AIM. Repeat the material exactly, every line of it.

----- INPUT FOR THIS TASK -----

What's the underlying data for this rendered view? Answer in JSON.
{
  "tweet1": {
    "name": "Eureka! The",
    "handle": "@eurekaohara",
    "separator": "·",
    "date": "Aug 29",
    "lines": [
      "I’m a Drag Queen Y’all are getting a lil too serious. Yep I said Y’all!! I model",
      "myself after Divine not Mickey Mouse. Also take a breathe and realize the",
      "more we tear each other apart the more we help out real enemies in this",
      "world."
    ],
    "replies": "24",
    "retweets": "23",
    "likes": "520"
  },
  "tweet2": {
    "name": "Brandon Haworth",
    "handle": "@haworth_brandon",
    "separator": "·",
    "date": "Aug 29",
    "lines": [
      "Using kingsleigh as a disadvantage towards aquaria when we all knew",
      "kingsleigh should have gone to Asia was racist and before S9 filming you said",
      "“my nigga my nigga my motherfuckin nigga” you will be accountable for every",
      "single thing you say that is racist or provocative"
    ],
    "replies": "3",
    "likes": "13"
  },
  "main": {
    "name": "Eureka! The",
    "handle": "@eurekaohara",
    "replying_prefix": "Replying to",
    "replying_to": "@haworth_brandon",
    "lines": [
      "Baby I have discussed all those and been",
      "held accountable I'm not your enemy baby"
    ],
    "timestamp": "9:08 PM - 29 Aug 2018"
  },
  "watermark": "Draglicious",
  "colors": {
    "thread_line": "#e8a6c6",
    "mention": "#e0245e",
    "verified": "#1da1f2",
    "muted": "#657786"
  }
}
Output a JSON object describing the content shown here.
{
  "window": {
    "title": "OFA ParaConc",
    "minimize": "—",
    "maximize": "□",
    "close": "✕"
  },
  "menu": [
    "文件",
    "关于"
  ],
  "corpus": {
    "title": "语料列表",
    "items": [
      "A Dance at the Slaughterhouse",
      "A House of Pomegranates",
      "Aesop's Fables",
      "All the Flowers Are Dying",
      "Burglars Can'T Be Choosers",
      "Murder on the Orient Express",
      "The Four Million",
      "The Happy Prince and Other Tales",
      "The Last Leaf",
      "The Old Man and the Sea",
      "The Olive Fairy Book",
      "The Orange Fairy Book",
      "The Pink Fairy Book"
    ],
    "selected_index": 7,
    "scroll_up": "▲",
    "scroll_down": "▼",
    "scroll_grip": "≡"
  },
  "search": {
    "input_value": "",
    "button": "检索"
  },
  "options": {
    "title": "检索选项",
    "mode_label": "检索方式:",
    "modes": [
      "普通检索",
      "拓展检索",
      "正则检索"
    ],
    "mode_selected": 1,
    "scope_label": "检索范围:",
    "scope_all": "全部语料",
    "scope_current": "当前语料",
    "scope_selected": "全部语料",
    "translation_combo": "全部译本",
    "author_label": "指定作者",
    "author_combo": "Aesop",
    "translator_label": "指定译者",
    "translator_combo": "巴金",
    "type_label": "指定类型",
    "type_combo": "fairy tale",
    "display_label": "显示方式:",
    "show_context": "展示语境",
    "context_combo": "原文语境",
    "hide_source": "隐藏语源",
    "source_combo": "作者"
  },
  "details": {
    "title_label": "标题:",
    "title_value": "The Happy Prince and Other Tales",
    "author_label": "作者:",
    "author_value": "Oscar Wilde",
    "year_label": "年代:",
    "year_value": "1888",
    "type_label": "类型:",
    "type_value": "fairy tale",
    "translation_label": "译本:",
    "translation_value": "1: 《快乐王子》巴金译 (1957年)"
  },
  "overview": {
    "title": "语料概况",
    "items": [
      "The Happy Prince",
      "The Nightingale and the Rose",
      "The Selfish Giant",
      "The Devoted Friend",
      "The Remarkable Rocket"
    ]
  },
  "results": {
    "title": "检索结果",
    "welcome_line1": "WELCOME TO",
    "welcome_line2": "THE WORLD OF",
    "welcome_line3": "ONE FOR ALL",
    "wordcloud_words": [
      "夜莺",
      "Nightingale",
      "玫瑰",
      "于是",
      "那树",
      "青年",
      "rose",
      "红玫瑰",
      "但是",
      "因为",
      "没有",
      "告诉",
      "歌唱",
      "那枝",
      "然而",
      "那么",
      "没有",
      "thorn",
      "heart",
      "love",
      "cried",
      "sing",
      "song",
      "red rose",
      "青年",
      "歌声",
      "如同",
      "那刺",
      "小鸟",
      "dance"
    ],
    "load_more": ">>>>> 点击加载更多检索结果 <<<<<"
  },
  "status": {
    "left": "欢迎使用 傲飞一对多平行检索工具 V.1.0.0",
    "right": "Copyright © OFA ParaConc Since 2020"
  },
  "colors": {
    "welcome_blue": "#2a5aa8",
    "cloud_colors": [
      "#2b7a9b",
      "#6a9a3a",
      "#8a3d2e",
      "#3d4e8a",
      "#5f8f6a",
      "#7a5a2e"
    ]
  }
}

-----

ANSWER BELOW.
What's the underlying data for this rendered view? Answer in JSON.
{
  "tweet1": {
    "name": "Eureka! The",
    "handle": "@eurekaohara",
    "separator": "·",
    "date": "Aug 29",
    "lines": [
      "I’m a Drag Queen Y’all are getting a lil too serious. Yep I said Y’all!! I model",
      "myself after Divine not Mickey Mouse. Also take a breathe and realize the",
      "more we tear each other apart the more we help out real enemies in this",
      "world."
    ],
    "replies": "24",
    "retweets": "23",
    "likes": "520"
  },
  "tweet2": {
    "name": "Brandon Haworth",
    "handle": "@haworth_brandon",
    "separator": "·",
    "date": "Aug 29",
    "lines": [
      "Using kingsleigh as a disadvantage towards aquaria when we all knew",
      "kingsleigh should have gone to Asia was racist and before S9 filming you said",
      "“my nigga my nigga my motherfuckin nigga” you will be accountable for every",
      "single thing you say that is racist or provocative"
    ],
    "replies": "3",
    "likes": "13"
  },
  "main": {
    "name": "Eureka! The",
    "handle": "@eurekaohara",
    "replying_prefix": "Replying to",
    "replying_to": "@haworth_brandon",
    "lines": [
      "Baby I have discussed all those and been",
      "held accountable I'm not your enemy baby"
    ],
    "timestamp": "9:08 PM - 29 Aug 2018"
  },
  "watermark": "Draglicious",
  "colors": {
    "thread_line": "#e8a6c6",
    "mention": "#e0245e",
    "verified": "#1da1f2",
    "muted": "#657786"
  }
}
Output a JSON object describing the content shown here.
{
  "window": {
    "title": "OFA ParaConc",
    "minimize": "—",
    "maximize": "□",
    "close": "✕"
  },
  "menu": [
    "文件",
    "关于"
  ],
  "corpus": {
    "title": "语料列表",
    "items": [
      "A Dance at the Slaughterhouse",
      "A House of Pomegranates",
      "Aesop's Fables",
      "All the Flowers Are Dying",
      "Burglars Can'T Be Choosers",
      "Murder on the Orient Express",
      "The Four Million",
      "The Happy Prince and Other Tales",
      "The Last Leaf",
      "The Old Man and the Sea",
      "The Olive Fairy Book",
      "The Orange Fairy Book",
      "The Pink Fairy Book"
    ],
    "selected_index": 7,
    "scroll_up": "▲",
    "scroll_down": "▼",
    "scroll_grip": "≡"
  },
  "search": {
    "input_value": "",
    "button": "检索"
  },
  "options": {
    "title": "检索选项",
    "mode_label": "检索方式:",
    "modes": [
      "普通检索",
      "拓展检索",
      "正则检索"
    ],
    "mode_selected": 1,
    "scope_label": "检索范围:",
    "scope_all": "全部语料",
    "scope_current": "当前语料",
    "scope_selected": "全部语料",
    "translation_combo": "全部译本",
    "author_label": "指定作者",
    "author_combo": "Aesop",
    "translator_label": "指定译者",
    "translator_combo": "巴金",
    "type_label": "指定类型",
    "type_combo": "fairy tale",
    "display_label": "显示方式:",
    "show_context": "展示语境",
    "context_combo": "原文语境",
    "hide_source": "隐藏语源",
    "source_combo": "作者"
  },
  "details": {
    "title_label": "标题:",
    "title_value": "The Happy Prince and Other Tales",
    "author_label": "作者:",
    "author_value": "Oscar Wilde",
    "year_label": "年代:",
    "year_value": "1888",
    "type_label": "类型:",
    "type_value": "fairy tale",
    "translation_label": "译本:",
    "translation_value": "1: 《快乐王子》巴金译 (1957年)"
  },
  "overview": {
    "title": "语料概况",
    "items": [
      "The Happy Prince",
      "The Nightingale and the Rose",
      "The Selfish Giant",
      "The Devoted Friend",
      "The Remarkable Rocket"
    ]
  },
  "results": {
    "title": "检索结果",
    "welcome_line1": "WELCOME TO",
    "welcome_line2": "THE WORLD OF",
    "welcome_line3": "ONE FOR ALL",
    "wordcloud_words": [
      "夜莺",
      "Nightingale",
      "玫瑰",
      "于是",
      "那树",
      "青年",
      "rose",
      "红玫瑰",
      "但是",
      "因为",
      "没有",
      "告诉",
      "歌唱",
      "那枝",
      "然而",
      "那么",
      "没有",
      "thorn",
      "heart",
      "love",
      "cried",
      "sing",
      "song",
      "red rose",
      "青年",
      "歌声",
      "如同",
      "那刺",
      "小鸟",
      "dance"
    ],
    "load_more": ">>>>> 点击加载更多检索结果 <<<<<"
  },
  "status": {
    "left": "欢迎使用 傲飞一对多平行检索工具 V.1.0.0",
    "right": "Copyright © OFA ParaConc Since 2020"
  },
  "colors": {
    "welcome_blue": "#2a5aa8",
    "cloud_colors": [
      "#2b7a9b",
      "#6a9a3a",
      "#8a3d2e",
      "#3d4e8a",
      "#5f8f6a",
      "#7a5a2e"
    ]
  }
}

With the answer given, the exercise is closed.